--- start ---

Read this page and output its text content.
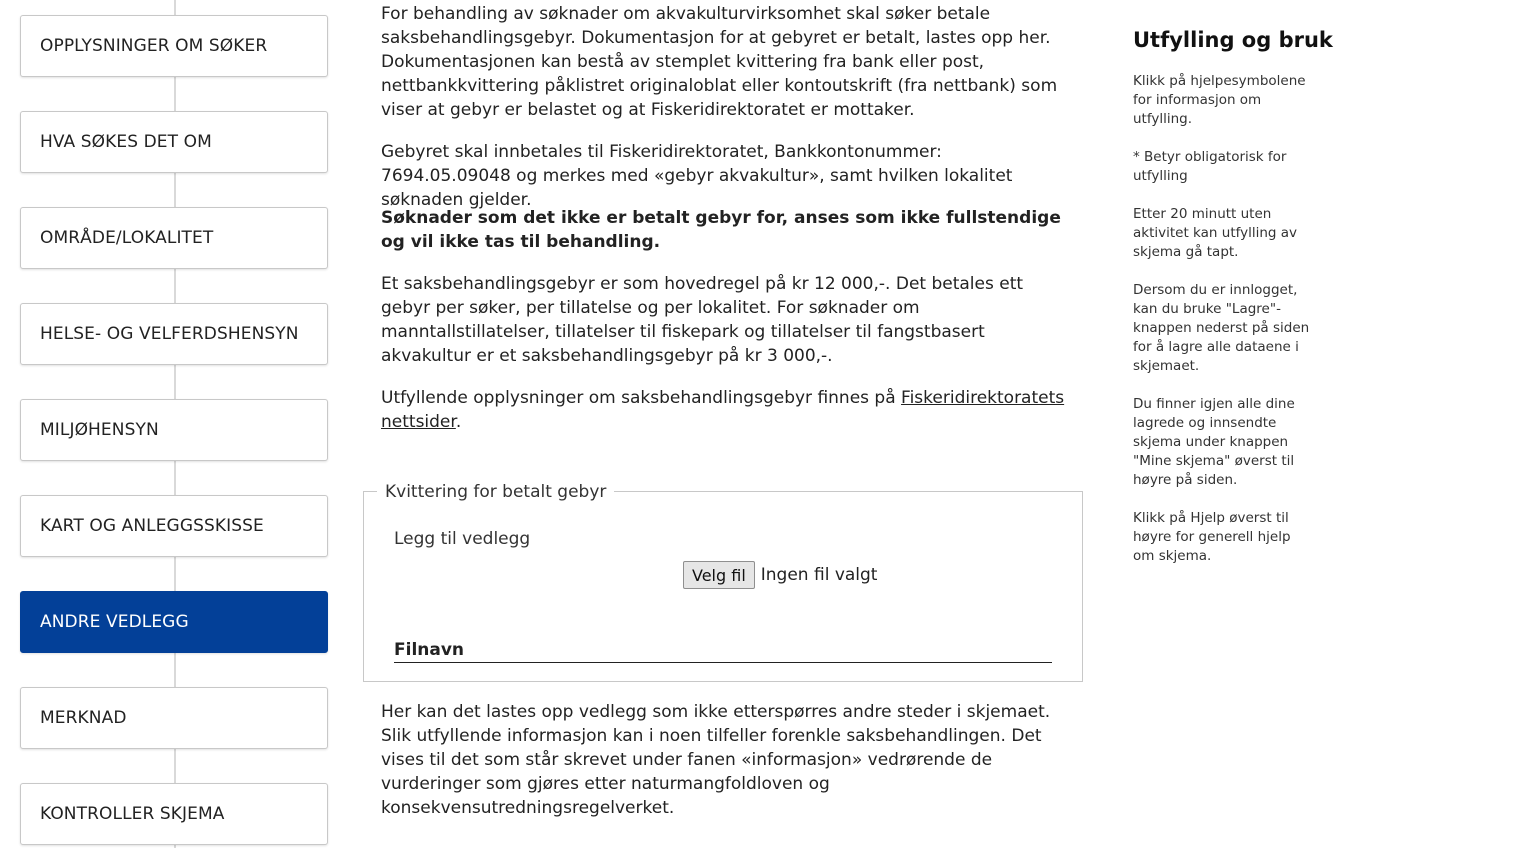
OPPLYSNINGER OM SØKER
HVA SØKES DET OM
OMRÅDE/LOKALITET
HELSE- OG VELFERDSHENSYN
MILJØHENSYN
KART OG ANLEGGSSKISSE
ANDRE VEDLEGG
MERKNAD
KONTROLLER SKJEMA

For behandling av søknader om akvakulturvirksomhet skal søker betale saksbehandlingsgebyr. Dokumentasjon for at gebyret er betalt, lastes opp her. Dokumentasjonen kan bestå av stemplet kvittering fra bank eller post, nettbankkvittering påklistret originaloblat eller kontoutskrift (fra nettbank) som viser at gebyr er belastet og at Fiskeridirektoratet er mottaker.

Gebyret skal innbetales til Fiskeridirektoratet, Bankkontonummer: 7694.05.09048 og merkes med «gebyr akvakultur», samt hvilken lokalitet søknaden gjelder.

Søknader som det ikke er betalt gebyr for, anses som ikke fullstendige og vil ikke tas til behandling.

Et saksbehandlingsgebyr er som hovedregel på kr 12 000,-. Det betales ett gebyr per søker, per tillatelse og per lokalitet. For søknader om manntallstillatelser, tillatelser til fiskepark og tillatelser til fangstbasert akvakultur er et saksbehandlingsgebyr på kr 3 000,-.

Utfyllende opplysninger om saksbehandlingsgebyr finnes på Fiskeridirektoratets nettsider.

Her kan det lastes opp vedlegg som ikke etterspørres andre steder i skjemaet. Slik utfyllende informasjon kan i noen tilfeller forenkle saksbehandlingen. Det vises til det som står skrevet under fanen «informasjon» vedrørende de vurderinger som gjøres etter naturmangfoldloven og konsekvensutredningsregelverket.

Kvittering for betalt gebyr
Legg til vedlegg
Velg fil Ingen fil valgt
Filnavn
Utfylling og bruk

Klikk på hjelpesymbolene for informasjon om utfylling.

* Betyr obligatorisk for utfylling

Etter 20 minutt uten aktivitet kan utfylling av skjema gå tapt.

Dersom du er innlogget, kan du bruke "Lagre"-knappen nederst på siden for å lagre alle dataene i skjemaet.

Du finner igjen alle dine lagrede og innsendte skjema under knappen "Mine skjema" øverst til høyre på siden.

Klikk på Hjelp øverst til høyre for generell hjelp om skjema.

--- end ---
--- start ---

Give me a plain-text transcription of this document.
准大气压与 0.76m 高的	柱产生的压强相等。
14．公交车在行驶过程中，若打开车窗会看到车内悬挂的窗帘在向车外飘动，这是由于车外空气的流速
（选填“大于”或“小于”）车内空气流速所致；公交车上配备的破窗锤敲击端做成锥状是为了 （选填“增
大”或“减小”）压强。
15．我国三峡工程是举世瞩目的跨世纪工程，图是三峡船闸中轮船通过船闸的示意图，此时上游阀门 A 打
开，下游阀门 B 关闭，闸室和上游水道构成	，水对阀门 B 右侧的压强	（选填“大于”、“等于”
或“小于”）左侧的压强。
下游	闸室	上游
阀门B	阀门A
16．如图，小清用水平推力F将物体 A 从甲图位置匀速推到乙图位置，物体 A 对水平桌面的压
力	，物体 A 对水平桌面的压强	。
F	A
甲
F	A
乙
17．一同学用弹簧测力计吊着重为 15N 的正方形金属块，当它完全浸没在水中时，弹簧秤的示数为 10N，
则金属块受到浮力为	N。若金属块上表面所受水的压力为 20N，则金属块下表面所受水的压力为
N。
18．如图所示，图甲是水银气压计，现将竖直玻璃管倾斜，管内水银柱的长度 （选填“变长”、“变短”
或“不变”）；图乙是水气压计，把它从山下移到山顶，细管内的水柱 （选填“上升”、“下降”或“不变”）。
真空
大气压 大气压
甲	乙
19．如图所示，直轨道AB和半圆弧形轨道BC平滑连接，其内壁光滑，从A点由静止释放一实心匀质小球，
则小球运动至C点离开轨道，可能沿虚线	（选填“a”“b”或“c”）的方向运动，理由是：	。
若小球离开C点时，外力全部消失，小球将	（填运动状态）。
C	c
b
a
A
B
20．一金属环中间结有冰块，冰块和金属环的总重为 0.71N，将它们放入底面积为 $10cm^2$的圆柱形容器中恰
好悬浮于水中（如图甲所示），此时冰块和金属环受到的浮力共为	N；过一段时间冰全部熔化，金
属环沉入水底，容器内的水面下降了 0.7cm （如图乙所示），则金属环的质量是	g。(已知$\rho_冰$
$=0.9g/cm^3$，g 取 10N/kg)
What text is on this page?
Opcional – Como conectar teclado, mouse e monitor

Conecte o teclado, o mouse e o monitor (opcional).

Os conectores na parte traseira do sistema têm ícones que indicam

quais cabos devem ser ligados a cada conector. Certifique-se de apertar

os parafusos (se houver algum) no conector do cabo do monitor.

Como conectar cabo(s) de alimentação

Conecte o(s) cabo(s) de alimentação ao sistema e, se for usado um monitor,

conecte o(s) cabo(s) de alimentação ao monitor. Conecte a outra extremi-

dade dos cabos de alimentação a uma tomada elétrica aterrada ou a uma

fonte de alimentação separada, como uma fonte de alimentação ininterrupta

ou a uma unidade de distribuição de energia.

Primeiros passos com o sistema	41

--- end ---
--- start ---

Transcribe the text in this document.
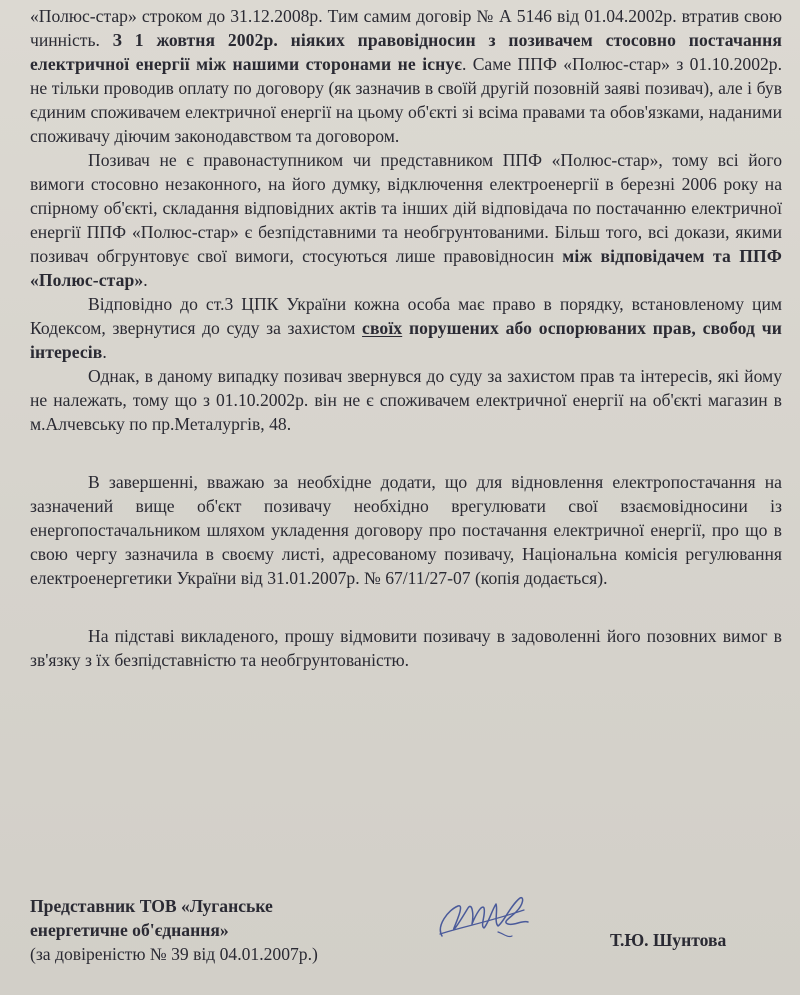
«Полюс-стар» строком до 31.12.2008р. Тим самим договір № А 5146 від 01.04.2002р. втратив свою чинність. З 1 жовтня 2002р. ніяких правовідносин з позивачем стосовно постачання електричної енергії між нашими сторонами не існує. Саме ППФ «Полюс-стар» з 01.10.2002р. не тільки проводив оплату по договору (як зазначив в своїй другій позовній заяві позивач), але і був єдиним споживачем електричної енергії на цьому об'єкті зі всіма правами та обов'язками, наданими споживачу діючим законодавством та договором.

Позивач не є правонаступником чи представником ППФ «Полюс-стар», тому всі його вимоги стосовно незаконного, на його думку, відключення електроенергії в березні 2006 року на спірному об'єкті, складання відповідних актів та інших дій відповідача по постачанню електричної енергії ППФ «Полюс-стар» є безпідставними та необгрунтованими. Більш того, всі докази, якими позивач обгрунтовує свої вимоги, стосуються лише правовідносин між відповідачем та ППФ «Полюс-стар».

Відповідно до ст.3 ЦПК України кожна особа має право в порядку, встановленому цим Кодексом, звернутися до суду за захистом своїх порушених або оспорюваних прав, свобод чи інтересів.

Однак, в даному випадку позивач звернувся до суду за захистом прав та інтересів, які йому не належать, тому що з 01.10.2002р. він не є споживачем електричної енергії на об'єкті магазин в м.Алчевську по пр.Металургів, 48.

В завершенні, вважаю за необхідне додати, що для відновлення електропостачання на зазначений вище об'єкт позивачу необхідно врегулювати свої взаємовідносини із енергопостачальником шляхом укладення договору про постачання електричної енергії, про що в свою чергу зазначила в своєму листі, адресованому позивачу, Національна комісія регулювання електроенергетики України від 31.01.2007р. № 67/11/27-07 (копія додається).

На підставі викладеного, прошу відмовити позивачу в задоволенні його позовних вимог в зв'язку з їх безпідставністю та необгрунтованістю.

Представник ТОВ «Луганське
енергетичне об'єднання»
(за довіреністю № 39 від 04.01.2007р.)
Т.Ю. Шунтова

--- end ---

AIM OF THE TASK:
Looking at the entries above, how many lines contain the word "alle"? Answer with the number alone.

SOLUTION FOR THIS TASK:
2